[BEGIN]

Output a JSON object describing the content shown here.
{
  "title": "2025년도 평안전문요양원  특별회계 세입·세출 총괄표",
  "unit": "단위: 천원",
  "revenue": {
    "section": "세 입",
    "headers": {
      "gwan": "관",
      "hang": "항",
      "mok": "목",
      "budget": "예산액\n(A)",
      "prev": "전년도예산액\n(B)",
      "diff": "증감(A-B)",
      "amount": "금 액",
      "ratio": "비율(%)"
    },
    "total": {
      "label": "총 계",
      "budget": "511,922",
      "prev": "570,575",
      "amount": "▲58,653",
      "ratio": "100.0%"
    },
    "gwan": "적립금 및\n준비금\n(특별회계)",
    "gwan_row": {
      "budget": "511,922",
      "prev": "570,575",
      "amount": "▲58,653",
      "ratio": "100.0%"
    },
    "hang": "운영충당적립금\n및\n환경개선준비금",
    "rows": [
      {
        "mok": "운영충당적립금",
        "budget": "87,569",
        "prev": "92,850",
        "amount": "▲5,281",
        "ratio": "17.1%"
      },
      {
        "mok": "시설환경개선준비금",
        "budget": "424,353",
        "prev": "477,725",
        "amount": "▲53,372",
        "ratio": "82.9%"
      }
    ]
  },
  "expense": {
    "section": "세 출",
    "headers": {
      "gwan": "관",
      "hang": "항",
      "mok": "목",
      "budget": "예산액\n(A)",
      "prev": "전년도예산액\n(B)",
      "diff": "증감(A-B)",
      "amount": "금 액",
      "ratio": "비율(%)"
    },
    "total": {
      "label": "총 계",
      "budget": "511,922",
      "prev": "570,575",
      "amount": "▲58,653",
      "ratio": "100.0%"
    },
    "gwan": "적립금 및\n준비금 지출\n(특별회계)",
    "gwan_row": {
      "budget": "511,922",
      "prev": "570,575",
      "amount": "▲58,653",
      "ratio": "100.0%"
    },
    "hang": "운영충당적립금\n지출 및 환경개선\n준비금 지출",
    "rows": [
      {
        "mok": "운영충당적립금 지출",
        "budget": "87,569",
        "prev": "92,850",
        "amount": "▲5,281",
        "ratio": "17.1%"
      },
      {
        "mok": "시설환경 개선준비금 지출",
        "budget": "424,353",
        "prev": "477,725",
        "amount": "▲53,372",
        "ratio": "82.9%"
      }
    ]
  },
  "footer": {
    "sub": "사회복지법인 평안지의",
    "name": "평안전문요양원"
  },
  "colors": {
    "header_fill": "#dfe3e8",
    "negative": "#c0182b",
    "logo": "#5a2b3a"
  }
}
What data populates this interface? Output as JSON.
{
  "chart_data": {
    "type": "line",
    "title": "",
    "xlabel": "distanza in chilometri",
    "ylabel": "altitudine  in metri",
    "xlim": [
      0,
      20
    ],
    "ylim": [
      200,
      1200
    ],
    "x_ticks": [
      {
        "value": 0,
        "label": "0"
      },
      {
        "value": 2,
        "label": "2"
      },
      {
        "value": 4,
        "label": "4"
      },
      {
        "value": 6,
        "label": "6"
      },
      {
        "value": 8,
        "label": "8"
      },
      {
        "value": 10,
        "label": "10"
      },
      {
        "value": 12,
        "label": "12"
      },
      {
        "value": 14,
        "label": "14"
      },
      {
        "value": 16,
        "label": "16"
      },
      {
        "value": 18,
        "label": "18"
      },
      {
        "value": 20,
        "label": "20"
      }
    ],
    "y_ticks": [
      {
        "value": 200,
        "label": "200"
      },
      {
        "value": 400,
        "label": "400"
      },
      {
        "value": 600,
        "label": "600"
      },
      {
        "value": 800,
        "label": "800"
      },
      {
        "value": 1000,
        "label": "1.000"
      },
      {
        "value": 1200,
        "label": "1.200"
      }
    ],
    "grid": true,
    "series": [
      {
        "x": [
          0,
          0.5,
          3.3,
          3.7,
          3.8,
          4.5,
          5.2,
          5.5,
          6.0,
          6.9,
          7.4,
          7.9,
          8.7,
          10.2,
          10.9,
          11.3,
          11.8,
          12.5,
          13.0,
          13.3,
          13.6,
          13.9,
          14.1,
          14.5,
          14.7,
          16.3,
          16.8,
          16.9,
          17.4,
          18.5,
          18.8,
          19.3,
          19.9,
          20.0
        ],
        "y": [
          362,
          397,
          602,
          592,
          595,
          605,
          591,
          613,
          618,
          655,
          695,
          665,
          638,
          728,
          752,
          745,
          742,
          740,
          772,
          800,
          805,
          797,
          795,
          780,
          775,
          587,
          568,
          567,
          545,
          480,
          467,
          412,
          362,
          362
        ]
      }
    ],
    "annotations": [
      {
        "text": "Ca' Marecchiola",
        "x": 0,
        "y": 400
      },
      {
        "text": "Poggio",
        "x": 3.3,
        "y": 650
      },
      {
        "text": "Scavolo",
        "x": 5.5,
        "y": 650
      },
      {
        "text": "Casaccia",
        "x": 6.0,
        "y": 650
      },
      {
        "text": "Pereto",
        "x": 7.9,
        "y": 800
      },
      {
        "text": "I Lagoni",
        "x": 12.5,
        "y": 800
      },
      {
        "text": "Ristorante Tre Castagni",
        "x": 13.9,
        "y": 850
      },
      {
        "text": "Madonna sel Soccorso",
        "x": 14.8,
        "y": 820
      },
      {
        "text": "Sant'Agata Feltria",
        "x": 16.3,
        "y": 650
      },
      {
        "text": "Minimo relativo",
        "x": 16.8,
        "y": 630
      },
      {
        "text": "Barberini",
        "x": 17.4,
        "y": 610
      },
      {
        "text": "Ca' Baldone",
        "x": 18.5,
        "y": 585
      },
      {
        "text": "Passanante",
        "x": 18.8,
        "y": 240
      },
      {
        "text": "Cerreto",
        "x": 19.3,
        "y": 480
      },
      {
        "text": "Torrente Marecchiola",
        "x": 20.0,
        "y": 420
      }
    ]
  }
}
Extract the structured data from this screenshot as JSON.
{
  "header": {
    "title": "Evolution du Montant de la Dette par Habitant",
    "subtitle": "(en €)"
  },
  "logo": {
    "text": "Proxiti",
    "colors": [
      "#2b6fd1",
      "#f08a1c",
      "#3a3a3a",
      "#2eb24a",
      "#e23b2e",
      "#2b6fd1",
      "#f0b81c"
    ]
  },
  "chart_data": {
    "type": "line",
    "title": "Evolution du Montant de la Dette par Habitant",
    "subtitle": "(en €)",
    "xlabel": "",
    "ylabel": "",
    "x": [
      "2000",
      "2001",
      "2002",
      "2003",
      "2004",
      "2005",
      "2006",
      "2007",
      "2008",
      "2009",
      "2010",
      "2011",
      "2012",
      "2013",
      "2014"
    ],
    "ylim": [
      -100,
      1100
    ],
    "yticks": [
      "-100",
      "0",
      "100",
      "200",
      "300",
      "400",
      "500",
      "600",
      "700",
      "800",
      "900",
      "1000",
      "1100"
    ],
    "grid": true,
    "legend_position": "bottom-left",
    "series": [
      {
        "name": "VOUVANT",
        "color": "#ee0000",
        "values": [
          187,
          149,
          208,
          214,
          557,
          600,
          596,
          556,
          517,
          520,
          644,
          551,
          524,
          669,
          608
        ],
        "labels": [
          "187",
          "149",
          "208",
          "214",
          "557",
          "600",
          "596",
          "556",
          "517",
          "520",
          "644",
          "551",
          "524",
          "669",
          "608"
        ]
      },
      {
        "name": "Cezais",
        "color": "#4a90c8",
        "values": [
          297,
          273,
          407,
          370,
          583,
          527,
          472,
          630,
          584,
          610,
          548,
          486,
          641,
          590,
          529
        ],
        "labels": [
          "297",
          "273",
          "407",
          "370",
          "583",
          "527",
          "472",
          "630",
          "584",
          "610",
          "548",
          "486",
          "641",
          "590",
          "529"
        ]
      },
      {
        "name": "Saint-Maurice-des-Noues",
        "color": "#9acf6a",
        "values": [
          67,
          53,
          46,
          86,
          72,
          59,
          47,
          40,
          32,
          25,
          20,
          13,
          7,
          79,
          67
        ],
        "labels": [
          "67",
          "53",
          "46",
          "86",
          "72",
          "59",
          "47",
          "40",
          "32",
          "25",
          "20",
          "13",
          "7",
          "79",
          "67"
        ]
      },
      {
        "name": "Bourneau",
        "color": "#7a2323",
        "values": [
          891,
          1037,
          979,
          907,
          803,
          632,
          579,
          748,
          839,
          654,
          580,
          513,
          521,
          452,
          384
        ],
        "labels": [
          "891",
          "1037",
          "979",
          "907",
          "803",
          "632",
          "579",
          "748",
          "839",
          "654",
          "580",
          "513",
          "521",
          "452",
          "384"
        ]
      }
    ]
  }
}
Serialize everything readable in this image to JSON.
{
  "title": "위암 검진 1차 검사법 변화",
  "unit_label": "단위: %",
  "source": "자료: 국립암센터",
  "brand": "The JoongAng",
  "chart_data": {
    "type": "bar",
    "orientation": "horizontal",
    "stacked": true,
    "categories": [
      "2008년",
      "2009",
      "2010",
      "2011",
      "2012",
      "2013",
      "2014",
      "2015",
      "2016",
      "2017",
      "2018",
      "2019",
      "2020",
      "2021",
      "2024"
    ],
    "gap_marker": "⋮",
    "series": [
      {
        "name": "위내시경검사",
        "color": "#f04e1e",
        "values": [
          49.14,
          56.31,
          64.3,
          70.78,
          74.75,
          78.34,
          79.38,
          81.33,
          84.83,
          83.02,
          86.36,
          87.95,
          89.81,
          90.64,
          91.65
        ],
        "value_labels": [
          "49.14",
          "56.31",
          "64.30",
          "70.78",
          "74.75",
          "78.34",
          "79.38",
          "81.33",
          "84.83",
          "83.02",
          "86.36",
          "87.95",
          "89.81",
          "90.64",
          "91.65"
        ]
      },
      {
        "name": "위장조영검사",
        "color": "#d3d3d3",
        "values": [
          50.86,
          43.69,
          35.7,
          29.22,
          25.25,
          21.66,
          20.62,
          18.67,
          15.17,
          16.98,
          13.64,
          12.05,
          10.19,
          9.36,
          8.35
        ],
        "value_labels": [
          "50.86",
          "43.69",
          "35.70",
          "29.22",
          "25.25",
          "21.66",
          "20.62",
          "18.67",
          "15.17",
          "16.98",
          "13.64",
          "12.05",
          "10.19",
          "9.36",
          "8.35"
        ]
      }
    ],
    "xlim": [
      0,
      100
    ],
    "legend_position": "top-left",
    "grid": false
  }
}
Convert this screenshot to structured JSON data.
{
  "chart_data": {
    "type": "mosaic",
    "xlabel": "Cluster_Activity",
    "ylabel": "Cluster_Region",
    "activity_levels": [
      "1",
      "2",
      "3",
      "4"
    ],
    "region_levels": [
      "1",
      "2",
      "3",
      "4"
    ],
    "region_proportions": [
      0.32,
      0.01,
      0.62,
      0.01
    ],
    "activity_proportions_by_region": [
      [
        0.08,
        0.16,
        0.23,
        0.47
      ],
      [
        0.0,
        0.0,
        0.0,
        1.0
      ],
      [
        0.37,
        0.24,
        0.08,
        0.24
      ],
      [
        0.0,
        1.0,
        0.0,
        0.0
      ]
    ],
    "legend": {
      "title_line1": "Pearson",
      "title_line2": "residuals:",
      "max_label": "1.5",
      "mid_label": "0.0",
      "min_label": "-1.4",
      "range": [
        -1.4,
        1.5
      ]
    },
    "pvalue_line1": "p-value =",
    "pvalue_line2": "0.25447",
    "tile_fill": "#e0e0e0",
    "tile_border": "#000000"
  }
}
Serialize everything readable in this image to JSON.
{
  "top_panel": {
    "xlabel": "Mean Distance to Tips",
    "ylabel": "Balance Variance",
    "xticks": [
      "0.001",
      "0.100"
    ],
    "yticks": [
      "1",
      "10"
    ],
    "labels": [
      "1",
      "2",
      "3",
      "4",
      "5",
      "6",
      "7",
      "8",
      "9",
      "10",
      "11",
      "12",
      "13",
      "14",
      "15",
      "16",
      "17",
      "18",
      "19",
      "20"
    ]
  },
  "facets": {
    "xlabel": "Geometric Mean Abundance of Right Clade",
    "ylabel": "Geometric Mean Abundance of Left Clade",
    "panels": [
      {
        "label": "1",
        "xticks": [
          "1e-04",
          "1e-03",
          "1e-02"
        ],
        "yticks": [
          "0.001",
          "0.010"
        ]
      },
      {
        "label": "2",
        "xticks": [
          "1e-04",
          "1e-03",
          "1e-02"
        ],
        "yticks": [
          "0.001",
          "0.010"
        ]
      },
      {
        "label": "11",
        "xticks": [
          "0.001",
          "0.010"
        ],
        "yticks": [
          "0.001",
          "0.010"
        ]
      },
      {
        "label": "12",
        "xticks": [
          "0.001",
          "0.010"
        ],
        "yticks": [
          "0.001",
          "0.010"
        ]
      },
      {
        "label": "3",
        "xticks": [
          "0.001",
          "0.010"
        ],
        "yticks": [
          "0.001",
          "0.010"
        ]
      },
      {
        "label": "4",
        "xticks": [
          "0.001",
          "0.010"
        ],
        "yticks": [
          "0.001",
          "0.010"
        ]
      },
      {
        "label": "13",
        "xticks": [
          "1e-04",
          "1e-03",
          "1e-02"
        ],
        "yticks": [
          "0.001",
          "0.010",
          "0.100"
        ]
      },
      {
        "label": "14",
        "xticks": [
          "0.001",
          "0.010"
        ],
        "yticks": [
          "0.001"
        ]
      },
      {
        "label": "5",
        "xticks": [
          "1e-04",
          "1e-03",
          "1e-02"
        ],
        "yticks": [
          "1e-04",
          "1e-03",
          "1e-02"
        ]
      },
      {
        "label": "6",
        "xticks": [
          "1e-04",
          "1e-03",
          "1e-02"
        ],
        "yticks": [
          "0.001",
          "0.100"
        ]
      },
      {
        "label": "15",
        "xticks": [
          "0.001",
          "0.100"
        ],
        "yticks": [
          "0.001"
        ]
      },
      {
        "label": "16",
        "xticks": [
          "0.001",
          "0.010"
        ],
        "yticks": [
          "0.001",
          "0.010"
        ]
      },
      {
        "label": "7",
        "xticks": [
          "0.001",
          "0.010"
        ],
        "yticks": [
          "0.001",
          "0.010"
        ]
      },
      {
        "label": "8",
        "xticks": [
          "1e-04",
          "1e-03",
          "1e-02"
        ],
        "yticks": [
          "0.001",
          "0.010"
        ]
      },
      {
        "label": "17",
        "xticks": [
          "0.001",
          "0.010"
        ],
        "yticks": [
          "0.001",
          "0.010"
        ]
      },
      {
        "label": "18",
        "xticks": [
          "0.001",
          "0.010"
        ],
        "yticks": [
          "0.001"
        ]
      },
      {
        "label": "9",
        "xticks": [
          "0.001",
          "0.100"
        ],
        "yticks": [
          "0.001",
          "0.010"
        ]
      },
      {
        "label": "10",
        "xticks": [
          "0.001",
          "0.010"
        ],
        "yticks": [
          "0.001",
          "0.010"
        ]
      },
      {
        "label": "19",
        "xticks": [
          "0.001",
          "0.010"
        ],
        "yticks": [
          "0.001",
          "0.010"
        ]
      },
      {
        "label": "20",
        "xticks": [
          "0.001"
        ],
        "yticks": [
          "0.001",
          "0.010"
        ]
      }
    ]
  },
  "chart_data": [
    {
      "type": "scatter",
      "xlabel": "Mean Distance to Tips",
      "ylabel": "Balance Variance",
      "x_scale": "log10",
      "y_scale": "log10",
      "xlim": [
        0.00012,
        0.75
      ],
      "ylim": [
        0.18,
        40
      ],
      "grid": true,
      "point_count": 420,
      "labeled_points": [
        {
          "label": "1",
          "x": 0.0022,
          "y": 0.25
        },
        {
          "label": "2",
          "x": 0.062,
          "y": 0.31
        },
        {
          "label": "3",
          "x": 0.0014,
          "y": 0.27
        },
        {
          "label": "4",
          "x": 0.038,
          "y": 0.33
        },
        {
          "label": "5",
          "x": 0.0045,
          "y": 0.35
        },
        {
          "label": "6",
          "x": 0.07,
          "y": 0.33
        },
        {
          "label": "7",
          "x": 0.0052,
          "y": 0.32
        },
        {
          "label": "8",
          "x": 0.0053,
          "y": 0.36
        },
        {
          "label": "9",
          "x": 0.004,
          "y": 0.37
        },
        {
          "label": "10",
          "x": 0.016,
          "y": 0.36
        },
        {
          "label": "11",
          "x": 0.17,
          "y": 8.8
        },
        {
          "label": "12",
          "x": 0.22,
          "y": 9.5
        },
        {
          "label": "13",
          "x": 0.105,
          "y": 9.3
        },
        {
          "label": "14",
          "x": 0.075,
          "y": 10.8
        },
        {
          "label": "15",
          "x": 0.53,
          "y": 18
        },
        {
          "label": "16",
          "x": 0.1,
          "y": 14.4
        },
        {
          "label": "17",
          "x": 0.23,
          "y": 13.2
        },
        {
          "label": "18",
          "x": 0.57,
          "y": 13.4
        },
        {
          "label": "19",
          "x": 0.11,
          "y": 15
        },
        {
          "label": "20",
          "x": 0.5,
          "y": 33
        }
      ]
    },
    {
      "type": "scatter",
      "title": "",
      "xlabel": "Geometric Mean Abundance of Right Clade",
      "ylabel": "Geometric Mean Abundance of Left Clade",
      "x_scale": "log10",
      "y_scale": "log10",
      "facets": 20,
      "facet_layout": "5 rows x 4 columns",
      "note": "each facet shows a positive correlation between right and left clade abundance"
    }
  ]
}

[END]

Goal of the exercise
From the entries above, copy every line containing the word "Output".

In response
Output a JSON object describing the content shown here.
What data populates this interface? Output as JSON.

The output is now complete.